--- INFORMATION PROVIDED ---

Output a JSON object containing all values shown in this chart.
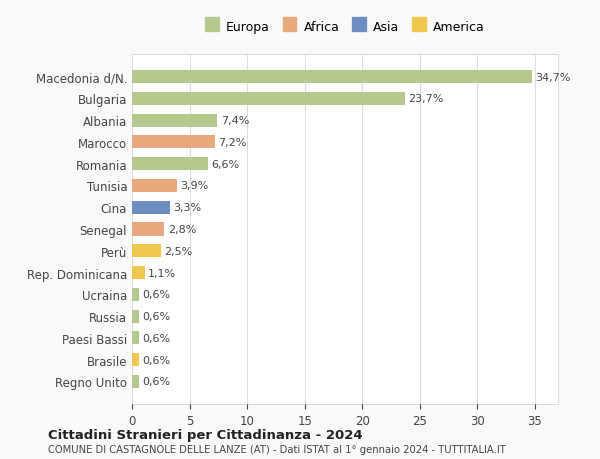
{
  "categories": [
    "Macedonia d/N.",
    "Bulgaria",
    "Albania",
    "Marocco",
    "Romania",
    "Tunisia",
    "Cina",
    "Senegal",
    "Perù",
    "Rep. Dominicana",
    "Ucraina",
    "Russia",
    "Paesi Bassi",
    "Brasile",
    "Regno Unito"
  ],
  "values": [
    34.7,
    23.7,
    7.4,
    7.2,
    6.6,
    3.9,
    3.3,
    2.8,
    2.5,
    1.1,
    0.6,
    0.6,
    0.6,
    0.6,
    0.6
  ],
  "labels": [
    "34,7%",
    "23,7%",
    "7,4%",
    "7,2%",
    "6,6%",
    "3,9%",
    "3,3%",
    "2,8%",
    "2,5%",
    "1,1%",
    "0,6%",
    "0,6%",
    "0,6%",
    "0,6%",
    "0,6%"
  ],
  "colors": [
    "#b5c98e",
    "#b5c98e",
    "#b5c98e",
    "#e8a87c",
    "#b5c98e",
    "#e8a87c",
    "#6b8ebe",
    "#e8a87c",
    "#f0c850",
    "#f0c850",
    "#b5c98e",
    "#b5c98e",
    "#b5c98e",
    "#f0c850",
    "#b5c98e"
  ],
  "legend_labels": [
    "Europa",
    "Africa",
    "Asia",
    "America"
  ],
  "legend_colors": [
    "#b5c98e",
    "#e8a87c",
    "#6b8ebe",
    "#f0c850"
  ],
  "title": "Cittadini Stranieri per Cittadinanza - 2024",
  "subtitle": "COMUNE DI CASTAGNOLE DELLE LANZE (AT) - Dati ISTAT al 1° gennaio 2024 - TUTTITALIA.IT",
  "xlim": [
    0,
    37
  ],
  "xticks": [
    0,
    5,
    10,
    15,
    20,
    25,
    30,
    35
  ],
  "background_color": "#f9f9f9",
  "plot_bg_color": "#ffffff",
  "grid_color": "#dddddd"
}
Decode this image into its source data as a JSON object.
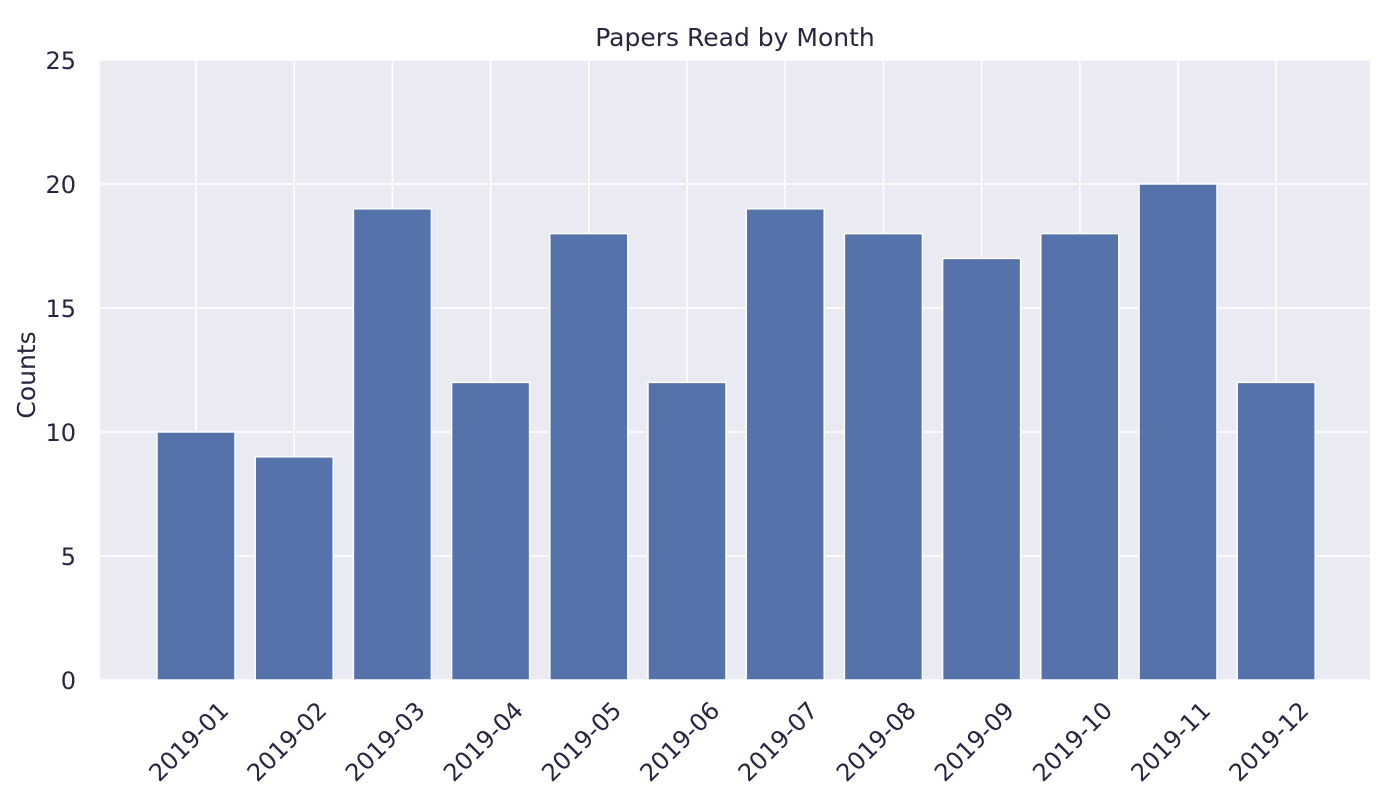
{
  "chart_data": {
    "type": "bar",
    "title": "Papers Read by Month",
    "xlabel": "",
    "ylabel": "Counts",
    "categories": [
      "2019-01",
      "2019-02",
      "2019-03",
      "2019-04",
      "2019-05",
      "2019-06",
      "2019-07",
      "2019-08",
      "2019-09",
      "2019-10",
      "2019-11",
      "2019-12"
    ],
    "values": [
      10,
      9,
      19,
      12,
      18,
      12,
      19,
      18,
      17,
      18,
      20,
      12
    ],
    "ylim": [
      0,
      25
    ],
    "yticks": [
      0,
      5,
      10,
      15,
      20,
      25
    ],
    "grid": true,
    "legend": "none",
    "colors": {
      "bar": "#5572aa",
      "plot_background": "#eaeaf2",
      "grid": "#ffffff",
      "text": "#262640"
    }
  }
}
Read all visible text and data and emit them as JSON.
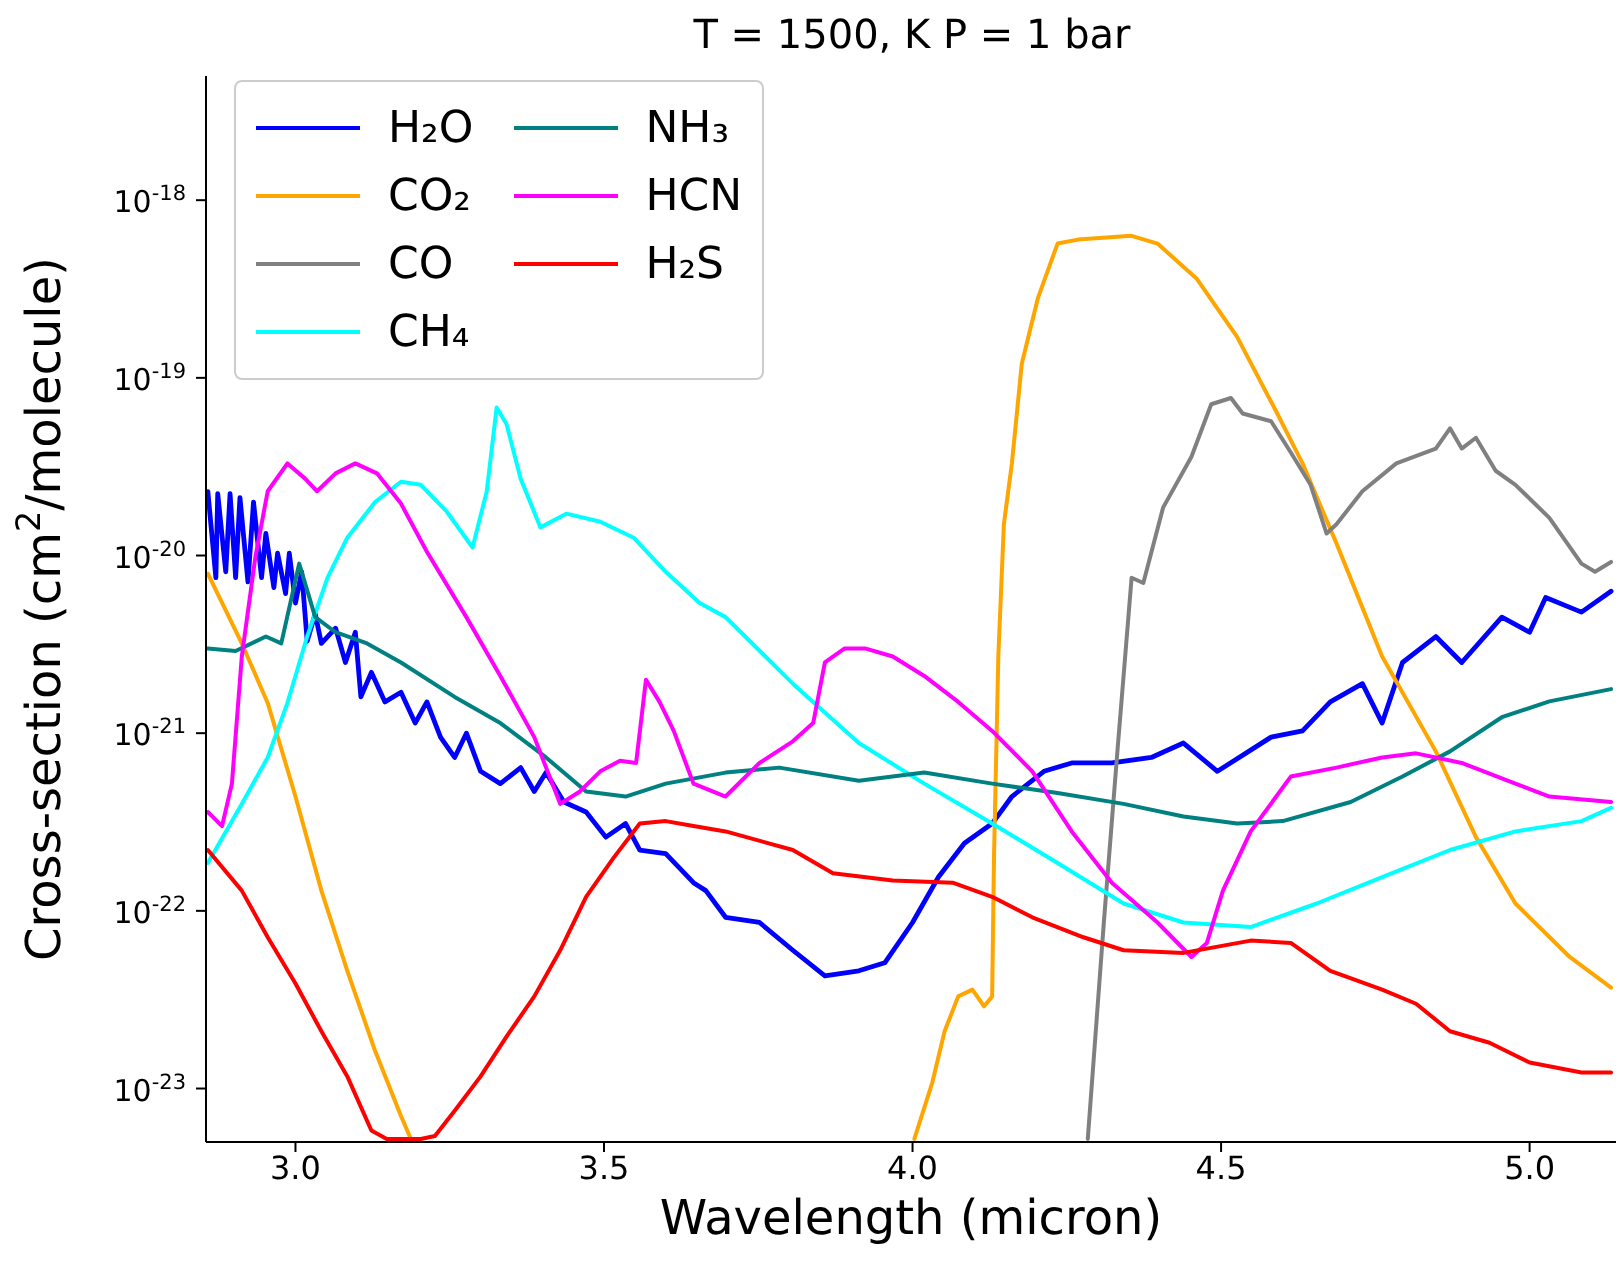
{
  "chart_data": {
    "type": "line",
    "title": "T = 1500, K P = 1 bar",
    "xlabel": "Wavelength (micron)",
    "ylabel": "Cross-section (cm$^{2}$/molecule)",
    "log": "y",
    "legend": "top left",
    "xlim": [
      2.855,
      5.14
    ],
    "ylim": [
      5e-24,
      5e-18
    ],
    "xticks": [
      {
        "value": 3,
        "label": "3.0"
      },
      {
        "value": 3.5,
        "label": "3.5"
      },
      {
        "value": 4,
        "label": "4.0"
      },
      {
        "value": 4.5,
        "label": "4.5"
      },
      {
        "value": 5,
        "label": "5.0"
      }
    ],
    "yticks": [
      {
        "value": 1e-23,
        "label": "10$^{-23}$"
      },
      {
        "value": 1e-22,
        "label": "10$^{-22}$"
      },
      {
        "value": 1e-21,
        "label": "10$^{-21}$"
      },
      {
        "value": 1e-20,
        "label": "10$^{-20}$"
      },
      {
        "value": 1e-19,
        "label": "10$^{-19}$"
      },
      {
        "value": 1e-18,
        "label": "10$^{-18}$"
      }
    ],
    "series": [
      {
        "name": "H₂O",
        "color": "#0000ff",
        "x": [
          2.858,
          2.871,
          2.874,
          2.887,
          2.894,
          2.903,
          2.91,
          2.923,
          2.932,
          2.945,
          2.952,
          2.965,
          2.971,
          2.984,
          2.99,
          3.0,
          3.01,
          3.019,
          3.032,
          3.042,
          3.065,
          3.081,
          3.097,
          3.106,
          3.123,
          3.145,
          3.171,
          3.194,
          3.213,
          3.235,
          3.258,
          3.277,
          3.3,
          3.332,
          3.365,
          3.387,
          3.406,
          3.435,
          3.471,
          3.503,
          3.535,
          3.558,
          3.6,
          3.645,
          3.665,
          3.697,
          3.752,
          3.806,
          3.858,
          3.913,
          3.955,
          4.0,
          4.042,
          4.084,
          4.129,
          4.161,
          4.213,
          4.258,
          4.323,
          4.387,
          4.439,
          4.494,
          4.581,
          4.632,
          4.677,
          4.729,
          4.761,
          4.794,
          4.848,
          4.89,
          4.955,
          5.0,
          5.026,
          5.084,
          5.132
        ],
        "values": [
          2.29e-20,
          7.5e-21,
          2.23e-20,
          8.1e-21,
          2.23e-20,
          7.5e-21,
          2.12e-20,
          7.1e-21,
          2e-20,
          7.5e-21,
          1.33e-20,
          6.6e-21,
          1.03e-20,
          6.1e-21,
          1.03e-20,
          5.4e-21,
          8.1e-21,
          3.3e-21,
          4.7e-21,
          3.2e-21,
          3.9e-21,
          2.5e-21,
          3.7e-21,
          1.6e-21,
          2.2e-21,
          1.5e-21,
          1.7e-21,
          1.14e-21,
          1.5e-21,
          9.5e-22,
          7.3e-22,
          1e-21,
          6.1e-22,
          5.2e-22,
          6.4e-22,
          4.7e-22,
          6e-22,
          4.1e-22,
          3.6e-22,
          2.6e-22,
          3.1e-22,
          2.2e-22,
          2.1e-22,
          1.44e-22,
          1.3e-22,
          9.2e-23,
          8.6e-23,
          6e-23,
          4.3e-23,
          4.6e-23,
          5.1e-23,
          8.6e-23,
          1.55e-22,
          2.4e-22,
          3.1e-22,
          4.4e-22,
          6.1e-22,
          6.8e-22,
          6.8e-22,
          7.3e-22,
          8.8e-22,
          6.1e-22,
          9.5e-22,
          1.03e-21,
          1.5e-21,
          1.9e-21,
          1.14e-21,
          2.5e-21,
          3.5e-21,
          2.5e-21,
          4.5e-21,
          3.7e-21,
          5.8e-21,
          4.8e-21,
          6.3e-21
        ]
      },
      {
        "name": "CO₂",
        "color": "#ffa500",
        "x": [
          2.858,
          2.913,
          2.955,
          3.0,
          3.042,
          3.084,
          3.129,
          3.171,
          3.187,
          3.6,
          4.003,
          4.032,
          4.052,
          4.074,
          4.097,
          4.116,
          4.129,
          4.132,
          4.139,
          4.148,
          4.161,
          4.177,
          4.203,
          4.235,
          4.268,
          4.355,
          4.397,
          4.461,
          4.526,
          4.59,
          4.632,
          4.687,
          4.761,
          4.848,
          4.913,
          4.977,
          5.065,
          5.132
        ],
        "values": [
          7.9e-21,
          3.2e-21,
          1.48e-21,
          4.4e-22,
          1.3e-22,
          4.6e-23,
          1.63e-23,
          7e-24,
          5.2e-24,
          null,
          5.2e-24,
          1.08e-23,
          2.1e-23,
          3.3e-23,
          3.6e-23,
          2.9e-23,
          3.3e-23,
          2e-22,
          2.7e-21,
          1.5e-20,
          3.3e-20,
          1.2e-19,
          2.8e-19,
          5.7e-19,
          6e-19,
          6.3e-19,
          5.7e-19,
          3.6e-19,
          1.7e-19,
          6.4e-20,
          3.3e-20,
          1.17e-20,
          2.7e-21,
          7.9e-22,
          2.6e-22,
          1.1e-22,
          5.5e-23,
          3.7e-23
        ]
      },
      {
        "name": "CO",
        "color": "#808080",
        "x": [
          4.284,
          4.31,
          4.332,
          4.355,
          4.374,
          4.406,
          4.452,
          4.484,
          4.516,
          4.535,
          4.581,
          4.613,
          4.645,
          4.671,
          4.687,
          4.729,
          4.784,
          4.848,
          4.871,
          4.89,
          4.913,
          4.945,
          4.977,
          5.032,
          5.084,
          5.106,
          5.132
        ],
        "values": [
          5.2e-24,
          8.6e-23,
          7.9e-22,
          7.5e-21,
          7e-21,
          1.86e-20,
          3.6e-20,
          7.1e-20,
          7.7e-20,
          6.3e-20,
          5.7e-20,
          3.8e-20,
          2.5e-20,
          1.33e-20,
          1.5e-20,
          2.3e-20,
          3.3e-20,
          4e-20,
          5.2e-20,
          4e-20,
          4.6e-20,
          3e-20,
          2.5e-20,
          1.63e-20,
          9e-21,
          8.1e-21,
          9.2e-21
        ]
      },
      {
        "name": "CH₄",
        "color": "#00ffff",
        "x": [
          2.858,
          2.913,
          2.955,
          2.987,
          3.019,
          3.052,
          3.084,
          3.129,
          3.171,
          3.203,
          3.245,
          3.287,
          3.31,
          3.326,
          3.342,
          3.365,
          3.397,
          3.439,
          3.494,
          3.548,
          3.6,
          3.655,
          3.697,
          3.806,
          3.913,
          4.019,
          4.129,
          4.235,
          4.342,
          4.439,
          4.548,
          4.655,
          4.761,
          4.871,
          4.977,
          5.084,
          5.132
        ],
        "values": [
          1.86e-22,
          4e-22,
          7.3e-22,
          1.48e-21,
          3.5e-21,
          7.5e-21,
          1.26e-20,
          2e-20,
          2.6e-20,
          2.5e-20,
          1.77e-20,
          1.11e-20,
          2.3e-20,
          6.8e-20,
          5.5e-20,
          2.7e-20,
          1.44e-20,
          1.72e-20,
          1.55e-20,
          1.26e-20,
          8.1e-21,
          5.4e-21,
          4.5e-21,
          1.9e-21,
          8.8e-22,
          5.2e-22,
          3.1e-22,
          1.86e-22,
          1.1e-22,
          8.6e-23,
          8.1e-23,
          1.1e-22,
          1.55e-22,
          2.2e-22,
          2.8e-22,
          3.2e-22,
          3.8e-22
        ]
      },
      {
        "name": "NH₃",
        "color": "#008080",
        "x": [
          2.858,
          2.903,
          2.952,
          2.977,
          3.006,
          3.032,
          3.065,
          3.116,
          3.171,
          3.258,
          3.332,
          3.406,
          3.471,
          3.535,
          3.6,
          3.697,
          3.784,
          3.913,
          4.019,
          4.129,
          4.235,
          4.342,
          4.439,
          4.526,
          4.6,
          4.71,
          4.794,
          4.871,
          4.955,
          5.032,
          5.132
        ],
        "values": [
          3e-21,
          2.9e-21,
          3.5e-21,
          3.2e-21,
          9e-21,
          4.5e-21,
          3.7e-21,
          3.2e-21,
          2.5e-21,
          1.6e-21,
          1.14e-21,
          7.3e-22,
          4.7e-22,
          4.4e-22,
          5.2e-22,
          6e-22,
          6.4e-22,
          5.4e-22,
          6e-22,
          5.2e-22,
          4.6e-22,
          4e-22,
          3.4e-22,
          3.1e-22,
          3.2e-22,
          4.1e-22,
          5.7e-22,
          7.9e-22,
          1.23e-21,
          1.51e-21,
          1.77e-21
        ]
      },
      {
        "name": "HCN",
        "color": "#ff00ff",
        "x": [
          2.858,
          2.881,
          2.897,
          2.913,
          2.935,
          2.955,
          2.987,
          3.016,
          3.035,
          3.065,
          3.097,
          3.132,
          3.171,
          3.213,
          3.277,
          3.332,
          3.387,
          3.429,
          3.461,
          3.494,
          3.526,
          3.552,
          3.568,
          3.59,
          3.613,
          3.645,
          3.697,
          3.752,
          3.806,
          3.839,
          3.858,
          3.89,
          3.923,
          3.968,
          4.019,
          4.074,
          4.129,
          4.194,
          4.258,
          4.323,
          4.397,
          4.452,
          4.477,
          4.503,
          4.548,
          4.613,
          4.687,
          4.761,
          4.816,
          4.89,
          4.977,
          5.032,
          5.132
        ],
        "values": [
          3.6e-22,
          3e-22,
          5.2e-22,
          2.7e-21,
          9.8e-21,
          2.3e-20,
          3.3e-20,
          2.7e-20,
          2.3e-20,
          2.9e-20,
          3.3e-20,
          2.9e-20,
          1.96e-20,
          1.05e-20,
          4.5e-21,
          2.1e-21,
          9.5e-22,
          4e-22,
          4.7e-22,
          6.1e-22,
          7e-22,
          6.8e-22,
          2e-21,
          1.5e-21,
          1.03e-21,
          5.2e-22,
          4.4e-22,
          6.8e-22,
          9e-22,
          1.14e-21,
          2.5e-21,
          3e-21,
          3e-21,
          2.7e-21,
          2.1e-21,
          1.5e-21,
          1.03e-21,
          6.1e-22,
          2.8e-22,
          1.44e-22,
          8.6e-23,
          5.5e-23,
          6.6e-23,
          1.3e-22,
          2.8e-22,
          5.7e-22,
          6.4e-22,
          7.3e-22,
          7.7e-22,
          6.8e-22,
          5.2e-22,
          4.4e-22,
          4.1e-22
        ]
      },
      {
        "name": "H₂S",
        "color": "#ff0000",
        "x": [
          2.858,
          2.913,
          2.955,
          3.0,
          3.042,
          3.084,
          3.123,
          3.148,
          3.203,
          3.226,
          3.258,
          3.3,
          3.342,
          3.387,
          3.429,
          3.471,
          3.516,
          3.558,
          3.6,
          3.645,
          3.697,
          3.806,
          3.871,
          3.968,
          4.065,
          4.129,
          4.194,
          4.277,
          4.342,
          4.439,
          4.548,
          4.613,
          4.677,
          4.761,
          4.816,
          4.871,
          4.935,
          5.0,
          5.084,
          5.132
        ],
        "values": [
          2.2e-22,
          1.3e-22,
          7.1e-23,
          3.9e-23,
          2.1e-23,
          1.17e-23,
          5.8e-24,
          5.2e-24,
          5.2e-24,
          5.4e-24,
          7.5e-24,
          1.17e-23,
          1.96e-23,
          3.3e-23,
          6e-23,
          1.2e-22,
          2e-22,
          3.1e-22,
          3.2e-22,
          3e-22,
          2.8e-22,
          2.2e-22,
          1.63e-22,
          1.48e-22,
          1.44e-22,
          1.2e-22,
          9.2e-23,
          7.1e-23,
          6e-23,
          5.8e-23,
          6.8e-23,
          6.6e-23,
          4.6e-23,
          3.6e-23,
          3e-23,
          2.1e-23,
          1.81e-23,
          1.4e-23,
          1.23e-23,
          1.23e-23
        ]
      }
    ]
  }
}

---

▸ GIVEN TASK
Gather all lines of the records that include the word "text".

▸ WORKED SOLUTION
      "text": "#262640"
Read all visible text and data and emit them as JSON.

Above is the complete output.